* [DIRECTIONS]:
Without the pictures, give the entries below again exactly as written.
--- begin RAW DATA ---
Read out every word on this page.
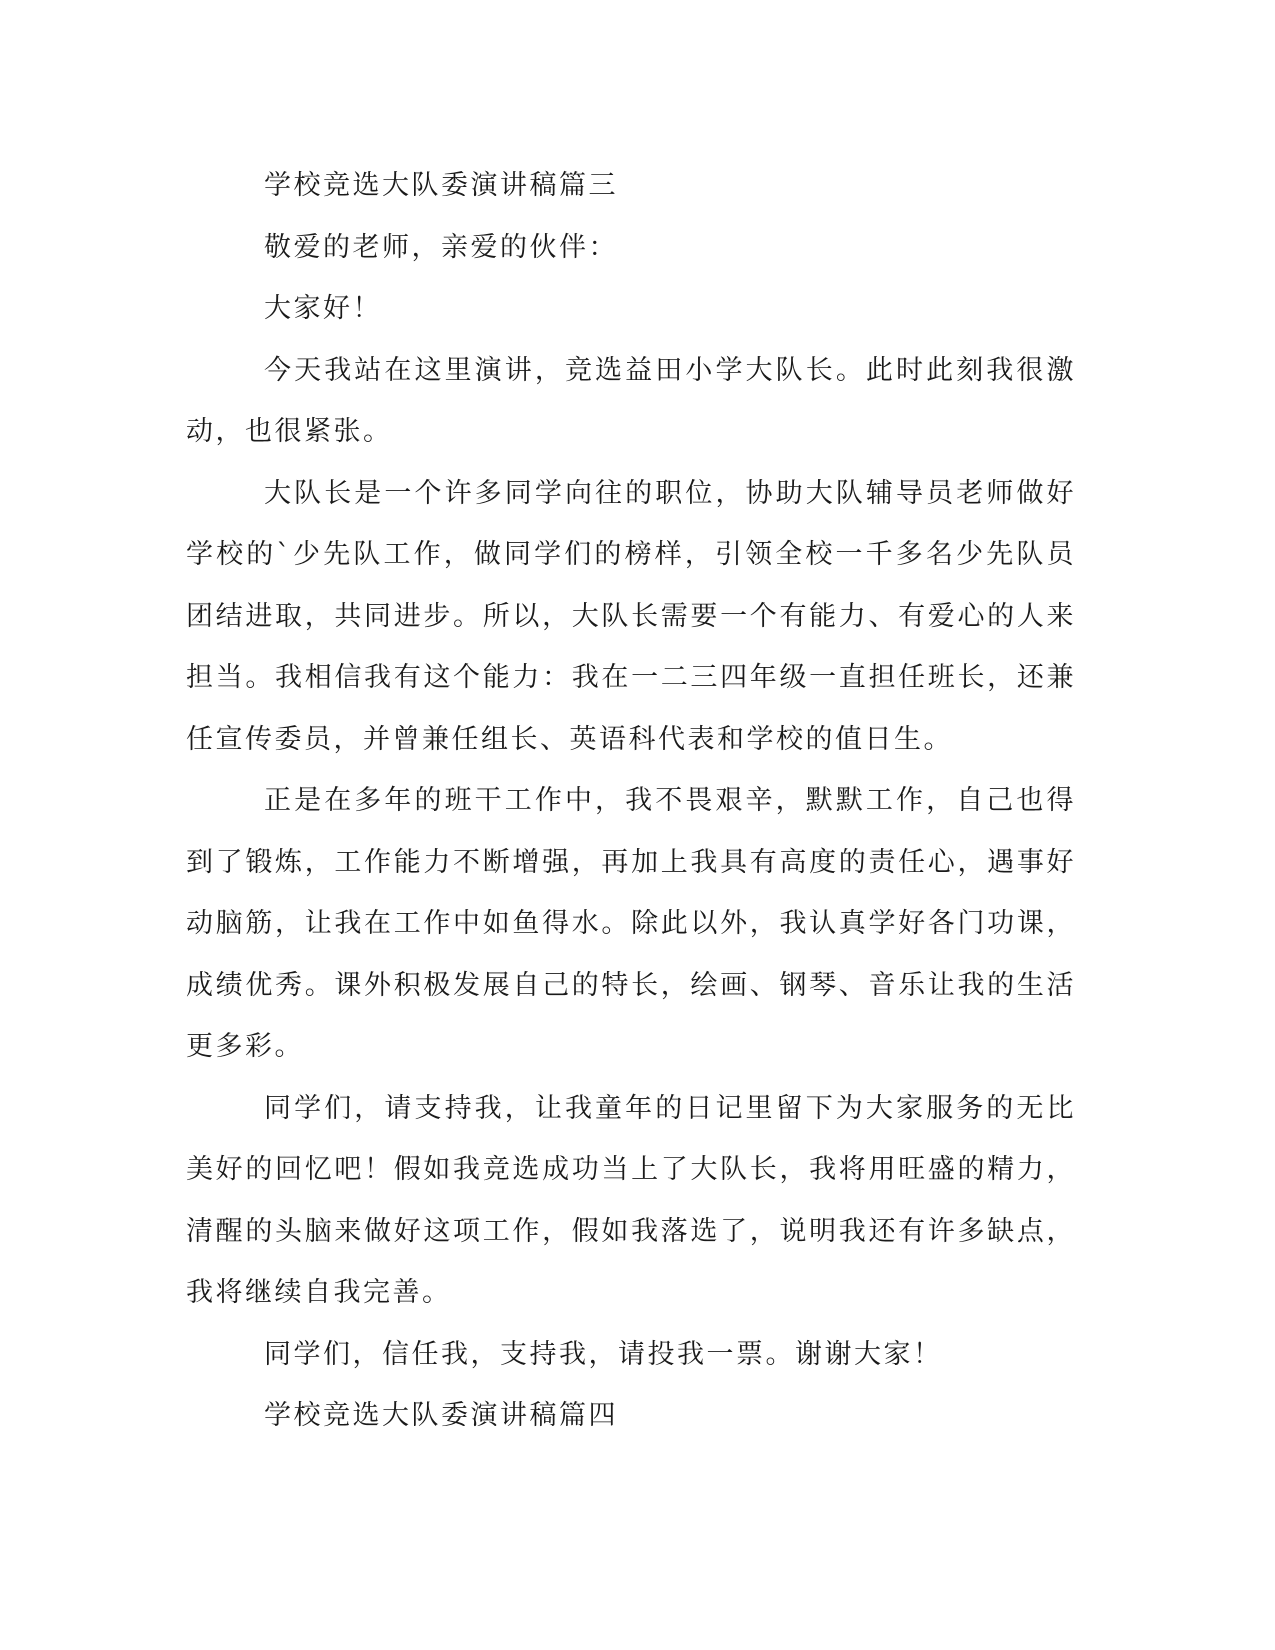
学校竞选大队委演讲稿篇三

敬爱的老师，亲爱的伙伴：

大家好！

今天我站在这里演讲，竞选益田小学大队长。此时此刻我很激动，也很紧张。

大队长是一个许多同学向往的职位，协助大队辅导员老师做好学校的`少先队工作，做同学们的榜样，引领全校一千多名少先队员团结进取，共同进步。所以，大队长需要一个有能力、有爱心的人来担当。我相信我有这个能力：我在一二三四年级一直担任班长，还兼任宣传委员，并曾兼任组长、英语科代表和学校的值日生。

正是在多年的班干工作中，我不畏艰辛，默默工作，自己也得到了锻炼，工作能力不断增强，再加上我具有高度的责任心，遇事好动脑筋，让我在工作中如鱼得水。除此以外，我认真学好各门功课，成绩优秀。课外积极发展自己的特长，绘画、钢琴、音乐让我的生活更多彩。

同学们，请支持我，让我童年的日记里留下为大家服务的无比美好的回忆吧！假如我竞选成功当上了大队长，我将用旺盛的精力，清醒的头脑来做好这项工作，假如我落选了，说明我还有许多缺点，我将继续自我完善。

同学们，信任我，支持我，请投我一票。谢谢大家！

学校竞选大队委演讲稿篇四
--- end RAW DATA ---
* [ANSWER BELOW]:
Read out every word on this page.
学校竞选大队委演讲稿篇三

敬爱的老师，亲爱的伙伴：

大家好！

今天我站在这里演讲，竞选益田小学大队长。此时此刻我很激动，也很紧张。

大队长是一个许多同学向往的职位，协助大队辅导员老师做好学校的`少先队工作，做同学们的榜样，引领全校一千多名少先队员团结进取，共同进步。所以，大队长需要一个有能力、有爱心的人来担当。我相信我有这个能力：我在一二三四年级一直担任班长，还兼任宣传委员，并曾兼任组长、英语科代表和学校的值日生。

正是在多年的班干工作中，我不畏艰辛，默默工作，自己也得到了锻炼，工作能力不断增强，再加上我具有高度的责任心，遇事好动脑筋，让我在工作中如鱼得水。除此以外，我认真学好各门功课，成绩优秀。课外积极发展自己的特长，绘画、钢琴、音乐让我的生活更多彩。

同学们，请支持我，让我童年的日记里留下为大家服务的无比美好的回忆吧！假如我竞选成功当上了大队长，我将用旺盛的精力，清醒的头脑来做好这项工作，假如我落选了，说明我还有许多缺点，我将继续自我完善。

同学们，信任我，支持我，请投我一票。谢谢大家！

学校竞选大队委演讲稿篇四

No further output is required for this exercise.